Saved entries:

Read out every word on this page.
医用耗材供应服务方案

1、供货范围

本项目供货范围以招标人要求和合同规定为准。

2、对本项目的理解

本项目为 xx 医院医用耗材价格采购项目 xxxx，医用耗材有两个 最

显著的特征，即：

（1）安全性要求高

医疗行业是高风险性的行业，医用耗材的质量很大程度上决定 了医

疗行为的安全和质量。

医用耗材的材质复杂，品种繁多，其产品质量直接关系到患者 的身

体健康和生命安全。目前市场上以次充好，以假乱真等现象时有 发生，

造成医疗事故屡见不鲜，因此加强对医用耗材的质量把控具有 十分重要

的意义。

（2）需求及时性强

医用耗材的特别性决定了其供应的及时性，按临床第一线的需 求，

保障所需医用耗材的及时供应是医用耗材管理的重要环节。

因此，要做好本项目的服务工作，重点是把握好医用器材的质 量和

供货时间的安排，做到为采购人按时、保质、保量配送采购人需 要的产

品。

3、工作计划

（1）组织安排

Exercise requirements -
Go through the records above and retype each one exactly.

Output of the task -
Read out every word on this page.
医用耗材供应服务方案

1、供货范围

本项目供货范围以招标人要求和合同规定为准。

2、对本项目的理解

本项目为 xx 医院医用耗材价格采购项目 xxxx，医用耗材有两个 最

显著的特征，即：

（1）安全性要求高

医疗行业是高风险性的行业，医用耗材的质量很大程度上决定 了医

疗行为的安全和质量。

医用耗材的材质复杂，品种繁多，其产品质量直接关系到患者 的身

体健康和生命安全。目前市场上以次充好，以假乱真等现象时有 发生，

造成医疗事故屡见不鲜，因此加强对医用耗材的质量把控具有 十分重要

的意义。

（2）需求及时性强

医用耗材的特别性决定了其供应的及时性，按临床第一线的需 求，

保障所需医用耗材的及时供应是医用耗材管理的重要环节。

因此，要做好本项目的服务工作，重点是把握好医用器材的质 量和

供货时间的安排，做到为采购人按时、保质、保量配送采购人需 要的产

品。

3、工作计划

（1）组织安排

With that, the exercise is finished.